## STATED GOAL
Find each line holding the word "JSON" and give the total alone.

## THE DATA
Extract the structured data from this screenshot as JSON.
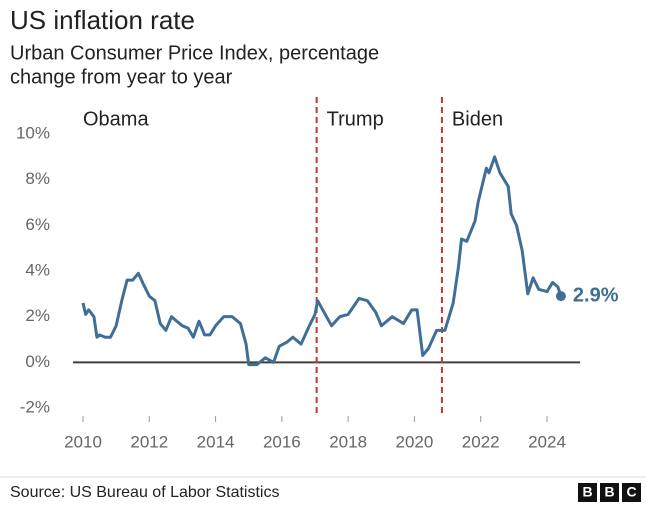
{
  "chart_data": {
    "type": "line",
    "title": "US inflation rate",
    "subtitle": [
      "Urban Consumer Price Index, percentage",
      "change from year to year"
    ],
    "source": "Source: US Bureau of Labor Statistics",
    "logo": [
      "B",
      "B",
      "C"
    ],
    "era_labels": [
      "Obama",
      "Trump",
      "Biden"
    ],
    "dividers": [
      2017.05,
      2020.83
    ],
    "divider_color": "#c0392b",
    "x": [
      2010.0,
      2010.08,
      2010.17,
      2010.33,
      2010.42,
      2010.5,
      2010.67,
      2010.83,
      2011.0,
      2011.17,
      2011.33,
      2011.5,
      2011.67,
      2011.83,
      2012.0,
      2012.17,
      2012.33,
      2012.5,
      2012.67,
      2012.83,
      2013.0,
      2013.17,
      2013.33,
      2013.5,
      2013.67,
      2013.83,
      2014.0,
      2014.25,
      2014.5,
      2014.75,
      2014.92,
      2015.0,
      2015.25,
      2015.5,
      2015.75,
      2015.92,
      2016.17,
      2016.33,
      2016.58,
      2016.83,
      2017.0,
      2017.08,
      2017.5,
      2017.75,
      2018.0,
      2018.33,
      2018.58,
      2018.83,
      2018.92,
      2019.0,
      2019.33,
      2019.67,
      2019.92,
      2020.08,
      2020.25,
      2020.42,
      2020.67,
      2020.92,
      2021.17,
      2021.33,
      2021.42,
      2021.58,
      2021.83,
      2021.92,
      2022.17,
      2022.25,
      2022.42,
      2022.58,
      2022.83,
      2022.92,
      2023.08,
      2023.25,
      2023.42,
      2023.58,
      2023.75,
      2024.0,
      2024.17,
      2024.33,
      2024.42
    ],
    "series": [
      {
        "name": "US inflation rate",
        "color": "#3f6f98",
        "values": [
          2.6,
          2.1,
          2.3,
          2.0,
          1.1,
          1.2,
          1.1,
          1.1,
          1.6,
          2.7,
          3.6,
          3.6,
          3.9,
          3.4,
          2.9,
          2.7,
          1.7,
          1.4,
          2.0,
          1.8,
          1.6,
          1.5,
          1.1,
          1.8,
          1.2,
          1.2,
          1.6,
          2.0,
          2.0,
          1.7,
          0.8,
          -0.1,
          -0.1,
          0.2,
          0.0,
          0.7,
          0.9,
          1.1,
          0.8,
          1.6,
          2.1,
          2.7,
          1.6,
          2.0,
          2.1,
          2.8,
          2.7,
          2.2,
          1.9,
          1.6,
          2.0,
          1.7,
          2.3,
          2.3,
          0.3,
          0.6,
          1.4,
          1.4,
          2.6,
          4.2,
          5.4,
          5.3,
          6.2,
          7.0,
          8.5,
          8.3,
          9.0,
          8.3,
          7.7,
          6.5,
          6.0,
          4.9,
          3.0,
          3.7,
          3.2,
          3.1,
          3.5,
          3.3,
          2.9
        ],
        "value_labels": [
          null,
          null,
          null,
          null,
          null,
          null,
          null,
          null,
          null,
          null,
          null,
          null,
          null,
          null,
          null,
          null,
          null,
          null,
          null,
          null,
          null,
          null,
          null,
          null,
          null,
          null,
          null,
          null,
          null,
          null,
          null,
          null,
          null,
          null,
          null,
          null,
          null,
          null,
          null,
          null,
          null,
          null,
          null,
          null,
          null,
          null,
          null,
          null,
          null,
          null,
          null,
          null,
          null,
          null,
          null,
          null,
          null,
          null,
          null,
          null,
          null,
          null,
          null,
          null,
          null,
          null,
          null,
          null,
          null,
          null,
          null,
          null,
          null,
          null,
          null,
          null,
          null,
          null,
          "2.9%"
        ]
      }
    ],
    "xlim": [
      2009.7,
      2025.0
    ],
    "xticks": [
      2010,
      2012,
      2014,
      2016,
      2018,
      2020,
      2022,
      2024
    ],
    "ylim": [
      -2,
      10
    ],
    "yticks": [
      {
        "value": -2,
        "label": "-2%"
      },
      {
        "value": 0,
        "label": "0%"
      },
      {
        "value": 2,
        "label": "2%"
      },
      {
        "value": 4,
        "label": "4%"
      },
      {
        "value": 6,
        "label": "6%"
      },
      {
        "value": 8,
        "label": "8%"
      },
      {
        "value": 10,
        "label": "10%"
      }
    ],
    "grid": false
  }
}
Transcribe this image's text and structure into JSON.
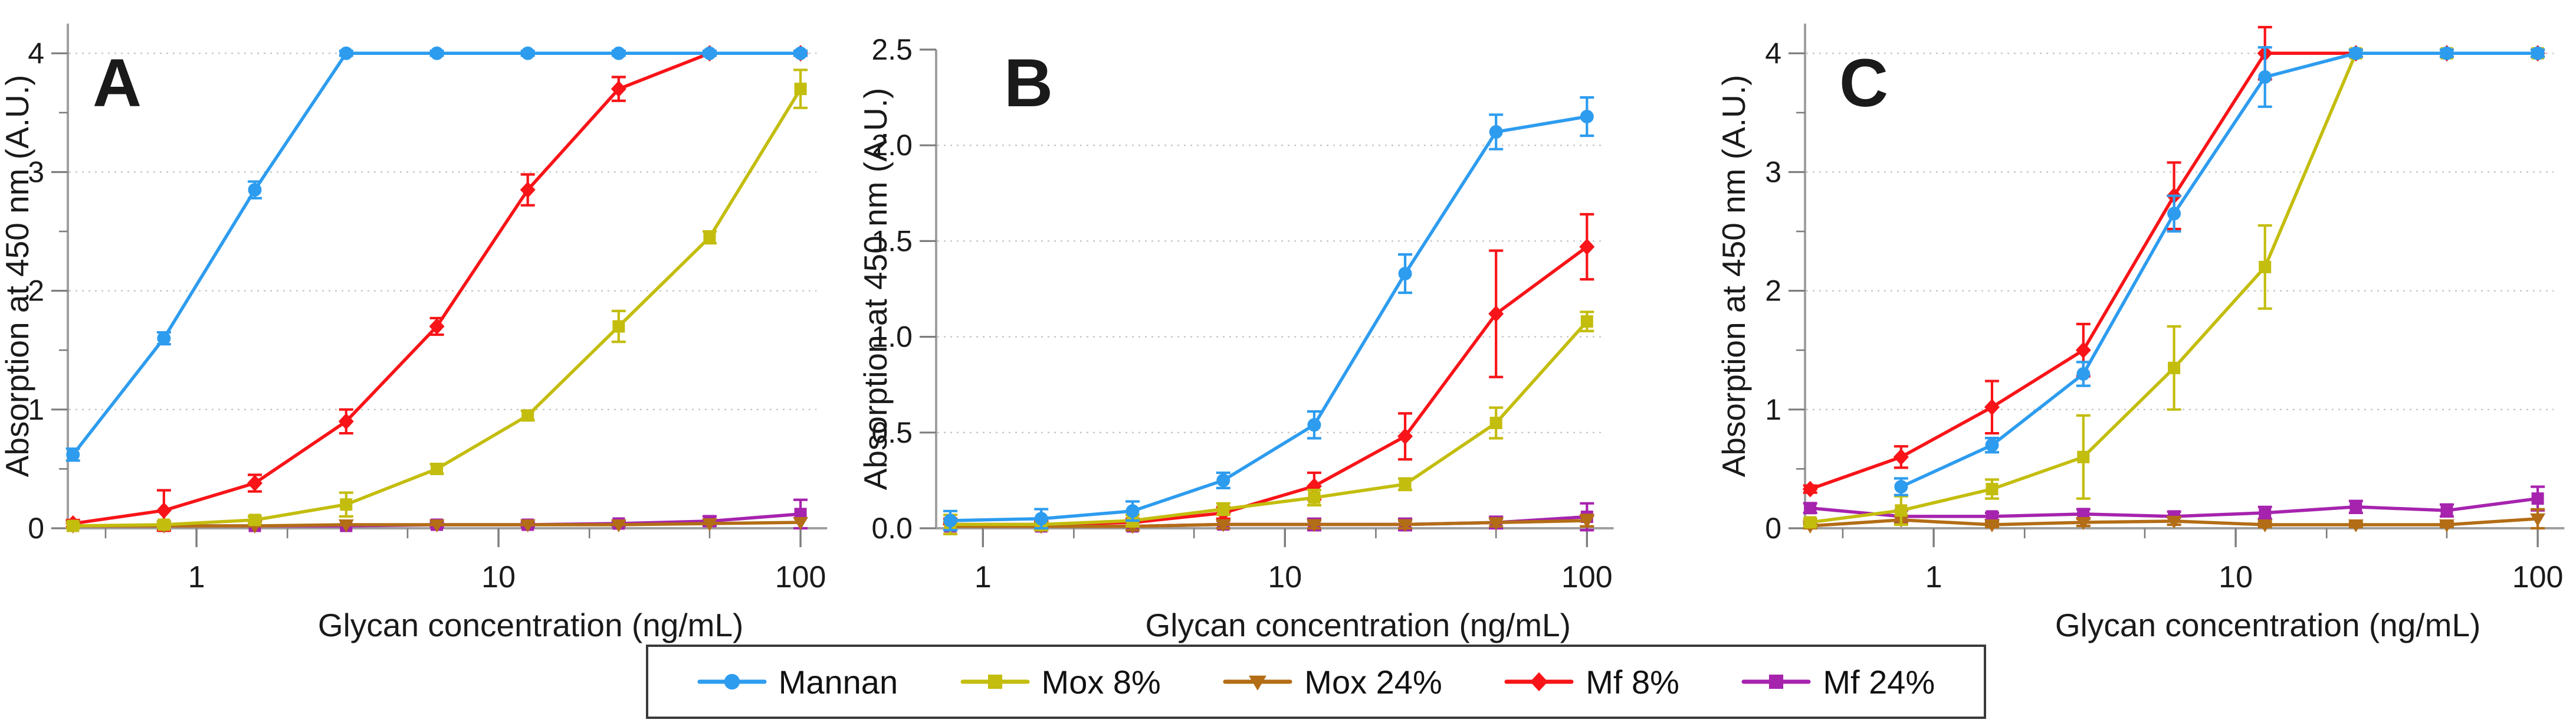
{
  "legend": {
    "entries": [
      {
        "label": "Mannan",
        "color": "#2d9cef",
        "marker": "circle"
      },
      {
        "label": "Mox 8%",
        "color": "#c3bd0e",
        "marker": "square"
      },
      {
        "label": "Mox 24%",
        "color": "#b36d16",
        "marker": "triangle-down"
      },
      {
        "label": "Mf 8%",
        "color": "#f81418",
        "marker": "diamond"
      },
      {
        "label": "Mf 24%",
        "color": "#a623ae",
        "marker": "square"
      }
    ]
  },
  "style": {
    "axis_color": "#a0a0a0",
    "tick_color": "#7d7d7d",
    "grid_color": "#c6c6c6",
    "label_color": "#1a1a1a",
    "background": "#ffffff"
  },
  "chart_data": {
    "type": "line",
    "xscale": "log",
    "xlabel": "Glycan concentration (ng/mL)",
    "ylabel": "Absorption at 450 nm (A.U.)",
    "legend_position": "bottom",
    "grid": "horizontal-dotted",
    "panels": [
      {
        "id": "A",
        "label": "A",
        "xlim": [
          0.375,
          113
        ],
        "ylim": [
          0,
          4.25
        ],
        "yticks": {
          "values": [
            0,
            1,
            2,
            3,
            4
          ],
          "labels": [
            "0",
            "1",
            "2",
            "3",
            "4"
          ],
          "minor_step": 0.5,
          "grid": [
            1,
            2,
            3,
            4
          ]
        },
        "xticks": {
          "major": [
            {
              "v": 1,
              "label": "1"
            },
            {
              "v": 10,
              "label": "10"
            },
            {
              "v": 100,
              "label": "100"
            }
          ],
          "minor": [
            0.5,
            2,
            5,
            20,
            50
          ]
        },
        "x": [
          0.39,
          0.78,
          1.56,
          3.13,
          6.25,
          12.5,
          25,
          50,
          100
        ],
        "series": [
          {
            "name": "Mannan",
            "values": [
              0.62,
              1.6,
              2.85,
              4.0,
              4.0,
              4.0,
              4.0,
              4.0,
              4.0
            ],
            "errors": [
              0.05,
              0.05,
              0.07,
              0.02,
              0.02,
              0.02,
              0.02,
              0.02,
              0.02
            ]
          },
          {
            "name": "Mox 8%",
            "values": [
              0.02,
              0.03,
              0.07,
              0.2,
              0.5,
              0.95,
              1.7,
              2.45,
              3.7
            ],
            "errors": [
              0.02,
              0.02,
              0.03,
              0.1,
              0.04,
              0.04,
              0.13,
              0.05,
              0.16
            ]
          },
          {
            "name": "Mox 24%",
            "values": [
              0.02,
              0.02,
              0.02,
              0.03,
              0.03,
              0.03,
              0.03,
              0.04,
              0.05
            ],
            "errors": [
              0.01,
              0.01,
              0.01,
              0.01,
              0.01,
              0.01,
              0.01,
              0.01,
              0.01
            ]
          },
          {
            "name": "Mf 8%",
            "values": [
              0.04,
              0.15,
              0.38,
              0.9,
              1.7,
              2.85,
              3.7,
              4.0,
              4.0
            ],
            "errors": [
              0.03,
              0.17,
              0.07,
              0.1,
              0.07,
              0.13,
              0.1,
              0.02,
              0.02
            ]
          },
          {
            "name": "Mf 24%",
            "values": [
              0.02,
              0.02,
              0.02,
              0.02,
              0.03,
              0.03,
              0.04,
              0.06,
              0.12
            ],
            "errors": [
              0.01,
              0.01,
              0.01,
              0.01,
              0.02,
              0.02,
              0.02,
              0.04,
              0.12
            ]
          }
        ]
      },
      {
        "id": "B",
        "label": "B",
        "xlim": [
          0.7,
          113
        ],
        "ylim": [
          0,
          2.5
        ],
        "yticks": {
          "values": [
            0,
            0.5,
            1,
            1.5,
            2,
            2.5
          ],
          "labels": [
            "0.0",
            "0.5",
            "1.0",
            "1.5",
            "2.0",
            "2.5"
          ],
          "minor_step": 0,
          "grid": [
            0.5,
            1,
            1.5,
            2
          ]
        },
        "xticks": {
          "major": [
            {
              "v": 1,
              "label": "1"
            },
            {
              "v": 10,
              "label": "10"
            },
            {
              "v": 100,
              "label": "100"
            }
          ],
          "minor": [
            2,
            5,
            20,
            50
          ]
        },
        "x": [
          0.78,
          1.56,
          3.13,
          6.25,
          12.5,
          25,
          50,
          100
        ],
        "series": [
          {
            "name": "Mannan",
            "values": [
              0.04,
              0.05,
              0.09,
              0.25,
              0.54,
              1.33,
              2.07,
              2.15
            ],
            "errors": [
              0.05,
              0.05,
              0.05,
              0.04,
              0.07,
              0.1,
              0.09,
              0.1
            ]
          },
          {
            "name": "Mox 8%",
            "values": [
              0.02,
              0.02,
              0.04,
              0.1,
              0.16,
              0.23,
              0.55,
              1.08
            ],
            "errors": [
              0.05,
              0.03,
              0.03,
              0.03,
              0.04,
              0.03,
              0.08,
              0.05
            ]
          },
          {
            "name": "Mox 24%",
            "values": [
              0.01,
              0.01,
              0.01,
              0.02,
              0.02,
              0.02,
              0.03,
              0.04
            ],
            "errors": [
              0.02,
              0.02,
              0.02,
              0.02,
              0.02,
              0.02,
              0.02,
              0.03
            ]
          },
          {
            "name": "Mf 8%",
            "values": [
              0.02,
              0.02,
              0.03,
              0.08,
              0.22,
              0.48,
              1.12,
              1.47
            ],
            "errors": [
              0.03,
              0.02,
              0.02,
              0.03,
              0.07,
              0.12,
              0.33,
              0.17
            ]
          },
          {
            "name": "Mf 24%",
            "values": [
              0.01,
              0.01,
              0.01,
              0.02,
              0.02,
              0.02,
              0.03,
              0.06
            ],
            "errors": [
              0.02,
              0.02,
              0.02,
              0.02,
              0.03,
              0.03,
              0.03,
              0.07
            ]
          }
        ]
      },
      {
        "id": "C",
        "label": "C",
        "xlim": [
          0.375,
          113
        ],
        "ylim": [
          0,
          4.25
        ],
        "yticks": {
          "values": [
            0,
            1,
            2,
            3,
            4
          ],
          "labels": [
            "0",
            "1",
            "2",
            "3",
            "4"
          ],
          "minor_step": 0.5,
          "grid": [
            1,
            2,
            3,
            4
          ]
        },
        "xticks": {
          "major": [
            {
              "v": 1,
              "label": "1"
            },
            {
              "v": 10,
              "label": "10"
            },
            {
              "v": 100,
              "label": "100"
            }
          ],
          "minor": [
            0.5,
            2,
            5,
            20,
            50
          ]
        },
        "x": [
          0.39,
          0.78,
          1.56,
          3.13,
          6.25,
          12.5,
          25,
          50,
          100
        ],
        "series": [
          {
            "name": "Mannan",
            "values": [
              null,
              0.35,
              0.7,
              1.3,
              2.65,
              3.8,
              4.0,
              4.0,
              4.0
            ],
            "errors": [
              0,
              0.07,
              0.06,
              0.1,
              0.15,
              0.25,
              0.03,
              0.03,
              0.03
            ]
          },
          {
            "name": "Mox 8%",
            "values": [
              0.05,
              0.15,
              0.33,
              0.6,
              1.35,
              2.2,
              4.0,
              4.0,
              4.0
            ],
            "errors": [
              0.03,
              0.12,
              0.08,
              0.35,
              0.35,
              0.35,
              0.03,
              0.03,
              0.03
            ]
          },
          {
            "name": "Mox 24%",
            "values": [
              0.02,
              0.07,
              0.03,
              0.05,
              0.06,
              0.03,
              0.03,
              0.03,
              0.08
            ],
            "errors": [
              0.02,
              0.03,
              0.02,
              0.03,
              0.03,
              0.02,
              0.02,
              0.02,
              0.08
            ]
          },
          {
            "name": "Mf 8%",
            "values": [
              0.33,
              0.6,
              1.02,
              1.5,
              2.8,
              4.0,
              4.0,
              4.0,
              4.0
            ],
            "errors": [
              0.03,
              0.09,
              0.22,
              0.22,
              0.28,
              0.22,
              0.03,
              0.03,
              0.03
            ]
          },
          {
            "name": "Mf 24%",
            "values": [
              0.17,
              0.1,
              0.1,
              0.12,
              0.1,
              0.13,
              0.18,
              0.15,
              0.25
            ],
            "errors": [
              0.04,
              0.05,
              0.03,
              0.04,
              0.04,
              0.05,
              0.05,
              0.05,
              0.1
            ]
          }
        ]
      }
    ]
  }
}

## ANSWER TO THE TASK
2